(Stated task) From the line that has "Give me the" down to the final line of the listing below, transcribe every line exactly, and only those.

(Data for this task)

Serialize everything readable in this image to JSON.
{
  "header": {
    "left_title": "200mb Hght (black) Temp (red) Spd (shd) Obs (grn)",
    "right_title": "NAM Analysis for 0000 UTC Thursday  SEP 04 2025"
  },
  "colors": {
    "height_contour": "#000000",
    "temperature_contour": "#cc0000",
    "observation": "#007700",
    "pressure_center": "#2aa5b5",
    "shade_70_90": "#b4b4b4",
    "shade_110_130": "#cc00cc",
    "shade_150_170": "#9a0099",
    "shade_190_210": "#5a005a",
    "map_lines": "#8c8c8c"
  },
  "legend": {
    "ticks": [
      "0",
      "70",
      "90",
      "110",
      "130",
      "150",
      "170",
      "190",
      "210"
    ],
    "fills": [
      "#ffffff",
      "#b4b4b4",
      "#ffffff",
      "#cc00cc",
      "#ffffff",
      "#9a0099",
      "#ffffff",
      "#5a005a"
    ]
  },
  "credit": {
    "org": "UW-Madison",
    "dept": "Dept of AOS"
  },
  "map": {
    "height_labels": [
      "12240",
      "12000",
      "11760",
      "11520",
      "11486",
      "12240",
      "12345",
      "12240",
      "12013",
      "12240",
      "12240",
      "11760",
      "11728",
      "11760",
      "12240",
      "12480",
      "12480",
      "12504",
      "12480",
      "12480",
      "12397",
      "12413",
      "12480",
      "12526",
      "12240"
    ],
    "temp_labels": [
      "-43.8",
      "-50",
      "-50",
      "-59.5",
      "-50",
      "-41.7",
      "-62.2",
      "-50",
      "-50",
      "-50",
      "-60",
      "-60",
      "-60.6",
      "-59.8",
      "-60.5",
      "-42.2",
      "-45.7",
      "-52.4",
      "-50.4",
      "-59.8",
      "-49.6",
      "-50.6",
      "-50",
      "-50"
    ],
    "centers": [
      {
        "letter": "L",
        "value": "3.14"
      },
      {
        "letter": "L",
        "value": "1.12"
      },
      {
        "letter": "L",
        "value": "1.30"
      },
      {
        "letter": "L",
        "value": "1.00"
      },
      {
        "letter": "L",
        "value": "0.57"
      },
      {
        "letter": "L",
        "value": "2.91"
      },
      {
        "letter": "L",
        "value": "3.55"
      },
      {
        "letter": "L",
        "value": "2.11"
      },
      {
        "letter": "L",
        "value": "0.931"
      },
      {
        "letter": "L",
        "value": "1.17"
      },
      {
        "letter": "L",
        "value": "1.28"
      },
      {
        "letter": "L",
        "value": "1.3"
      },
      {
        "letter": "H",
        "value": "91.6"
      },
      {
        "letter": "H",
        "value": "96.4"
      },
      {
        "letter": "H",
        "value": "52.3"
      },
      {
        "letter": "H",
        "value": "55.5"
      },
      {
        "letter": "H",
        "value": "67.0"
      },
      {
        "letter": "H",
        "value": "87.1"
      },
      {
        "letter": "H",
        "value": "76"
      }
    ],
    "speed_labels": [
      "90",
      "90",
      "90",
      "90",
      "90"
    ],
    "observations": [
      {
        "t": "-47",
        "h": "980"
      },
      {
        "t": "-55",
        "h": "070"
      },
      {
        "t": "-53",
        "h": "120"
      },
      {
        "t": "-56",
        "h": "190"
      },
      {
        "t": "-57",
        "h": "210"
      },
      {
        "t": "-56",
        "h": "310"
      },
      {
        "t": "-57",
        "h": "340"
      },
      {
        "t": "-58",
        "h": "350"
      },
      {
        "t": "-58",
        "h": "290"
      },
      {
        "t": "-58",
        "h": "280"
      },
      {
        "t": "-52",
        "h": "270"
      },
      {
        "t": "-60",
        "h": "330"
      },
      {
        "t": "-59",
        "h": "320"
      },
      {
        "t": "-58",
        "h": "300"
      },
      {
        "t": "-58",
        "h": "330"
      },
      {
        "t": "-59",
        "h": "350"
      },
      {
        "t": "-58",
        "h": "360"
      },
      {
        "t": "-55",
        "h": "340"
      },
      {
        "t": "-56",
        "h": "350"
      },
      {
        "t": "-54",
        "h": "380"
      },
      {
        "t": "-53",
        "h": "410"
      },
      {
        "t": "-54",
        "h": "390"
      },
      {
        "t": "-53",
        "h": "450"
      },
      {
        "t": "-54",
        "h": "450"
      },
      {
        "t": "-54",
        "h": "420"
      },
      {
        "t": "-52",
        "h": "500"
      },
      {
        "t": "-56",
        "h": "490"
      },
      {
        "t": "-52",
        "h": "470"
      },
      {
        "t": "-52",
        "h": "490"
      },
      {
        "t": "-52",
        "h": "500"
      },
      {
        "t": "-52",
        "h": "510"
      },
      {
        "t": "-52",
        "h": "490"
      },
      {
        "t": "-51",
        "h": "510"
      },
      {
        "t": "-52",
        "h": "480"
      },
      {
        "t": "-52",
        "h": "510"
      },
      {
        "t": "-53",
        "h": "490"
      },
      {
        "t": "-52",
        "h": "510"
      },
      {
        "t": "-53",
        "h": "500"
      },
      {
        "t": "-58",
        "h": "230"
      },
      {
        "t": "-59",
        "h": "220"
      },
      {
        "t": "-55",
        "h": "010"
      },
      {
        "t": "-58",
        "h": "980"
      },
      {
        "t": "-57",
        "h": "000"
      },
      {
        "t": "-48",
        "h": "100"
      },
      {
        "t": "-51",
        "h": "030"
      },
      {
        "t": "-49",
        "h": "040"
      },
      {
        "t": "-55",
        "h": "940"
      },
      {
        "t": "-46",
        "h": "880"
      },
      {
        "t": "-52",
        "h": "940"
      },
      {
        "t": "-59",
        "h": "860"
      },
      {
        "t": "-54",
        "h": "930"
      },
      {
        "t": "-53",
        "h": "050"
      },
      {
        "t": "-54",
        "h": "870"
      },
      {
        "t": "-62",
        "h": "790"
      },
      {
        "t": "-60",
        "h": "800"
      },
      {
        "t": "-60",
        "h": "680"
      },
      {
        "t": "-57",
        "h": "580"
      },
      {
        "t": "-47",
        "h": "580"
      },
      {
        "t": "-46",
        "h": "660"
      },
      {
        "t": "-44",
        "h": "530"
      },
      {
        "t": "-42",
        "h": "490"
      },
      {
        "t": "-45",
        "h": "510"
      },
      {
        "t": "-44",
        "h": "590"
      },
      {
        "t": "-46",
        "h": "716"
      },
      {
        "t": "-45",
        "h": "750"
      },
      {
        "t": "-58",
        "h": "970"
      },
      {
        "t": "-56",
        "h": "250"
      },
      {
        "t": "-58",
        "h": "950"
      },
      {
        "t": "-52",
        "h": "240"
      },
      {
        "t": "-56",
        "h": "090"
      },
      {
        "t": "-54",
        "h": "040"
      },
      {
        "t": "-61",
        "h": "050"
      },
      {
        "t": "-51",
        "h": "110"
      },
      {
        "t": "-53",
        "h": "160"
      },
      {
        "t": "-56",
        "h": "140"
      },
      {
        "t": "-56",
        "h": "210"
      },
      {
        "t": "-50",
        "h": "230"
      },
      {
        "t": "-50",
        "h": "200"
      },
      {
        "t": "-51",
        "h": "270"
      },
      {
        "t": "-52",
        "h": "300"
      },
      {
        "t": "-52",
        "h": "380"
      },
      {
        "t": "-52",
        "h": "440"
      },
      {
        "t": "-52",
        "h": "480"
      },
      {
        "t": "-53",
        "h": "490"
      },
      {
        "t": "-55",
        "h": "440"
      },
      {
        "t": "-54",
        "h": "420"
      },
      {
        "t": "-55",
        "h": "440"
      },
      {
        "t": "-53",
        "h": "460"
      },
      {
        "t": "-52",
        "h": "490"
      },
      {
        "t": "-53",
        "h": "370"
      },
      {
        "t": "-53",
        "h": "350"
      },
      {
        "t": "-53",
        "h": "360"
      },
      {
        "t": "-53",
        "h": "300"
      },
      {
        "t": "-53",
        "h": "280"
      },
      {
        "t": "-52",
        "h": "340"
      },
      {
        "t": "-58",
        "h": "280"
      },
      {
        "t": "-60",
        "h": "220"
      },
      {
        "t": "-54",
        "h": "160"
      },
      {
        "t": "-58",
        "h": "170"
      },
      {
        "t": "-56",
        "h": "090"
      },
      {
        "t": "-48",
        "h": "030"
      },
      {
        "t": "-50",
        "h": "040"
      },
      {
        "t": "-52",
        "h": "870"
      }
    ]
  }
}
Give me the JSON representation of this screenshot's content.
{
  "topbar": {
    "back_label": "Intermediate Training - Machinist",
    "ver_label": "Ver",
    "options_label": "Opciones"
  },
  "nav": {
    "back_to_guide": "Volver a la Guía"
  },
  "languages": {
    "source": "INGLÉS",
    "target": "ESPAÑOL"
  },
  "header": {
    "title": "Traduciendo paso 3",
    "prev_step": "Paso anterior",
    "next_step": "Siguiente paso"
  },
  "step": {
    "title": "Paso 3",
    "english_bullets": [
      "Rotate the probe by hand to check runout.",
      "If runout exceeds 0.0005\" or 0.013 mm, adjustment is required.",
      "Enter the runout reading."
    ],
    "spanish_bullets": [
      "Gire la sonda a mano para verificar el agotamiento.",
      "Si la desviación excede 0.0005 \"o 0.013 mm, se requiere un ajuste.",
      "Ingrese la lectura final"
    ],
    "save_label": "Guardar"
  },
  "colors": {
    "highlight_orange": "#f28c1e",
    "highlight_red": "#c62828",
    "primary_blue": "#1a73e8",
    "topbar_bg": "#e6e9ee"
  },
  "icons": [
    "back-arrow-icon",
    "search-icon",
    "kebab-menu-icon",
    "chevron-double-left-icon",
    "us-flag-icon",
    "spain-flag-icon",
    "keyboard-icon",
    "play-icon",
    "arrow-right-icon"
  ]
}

(Exercise response)
Give me the JSON representation of this screenshot's content.
{
  "topbar": {
    "back_label": "Intermediate Training - Machinist",
    "ver_label": "Ver",
    "options_label": "Opciones"
  },
  "nav": {
    "back_to_guide": "Volver a la Guía"
  },
  "languages": {
    "source": "INGLÉS",
    "target": "ESPAÑOL"
  },
  "header": {
    "title": "Traduciendo paso 3",
    "prev_step": "Paso anterior",
    "next_step": "Siguiente paso"
  },
  "step": {
    "title": "Paso 3",
    "english_bullets": [
      "Rotate the probe by hand to check runout.",
      "If runout exceeds 0.0005\" or 0.013 mm, adjustment is required.",
      "Enter the runout reading."
    ],
    "spanish_bullets": [
      "Gire la sonda a mano para verificar el agotamiento.",
      "Si la desviación excede 0.0005 \"o 0.013 mm, se requiere un ajuste.",
      "Ingrese la lectura final"
    ],
    "save_label": "Guardar"
  },
  "colors": {
    "highlight_orange": "#f28c1e",
    "highlight_red": "#c62828",
    "primary_blue": "#1a73e8",
    "topbar_bg": "#e6e9ee"
  },
  "icons": [
    "back-arrow-icon",
    "search-icon",
    "kebab-menu-icon",
    "chevron-double-left-icon",
    "us-flag-icon",
    "spain-flag-icon",
    "keyboard-icon",
    "play-icon",
    "arrow-right-icon"
  ]
}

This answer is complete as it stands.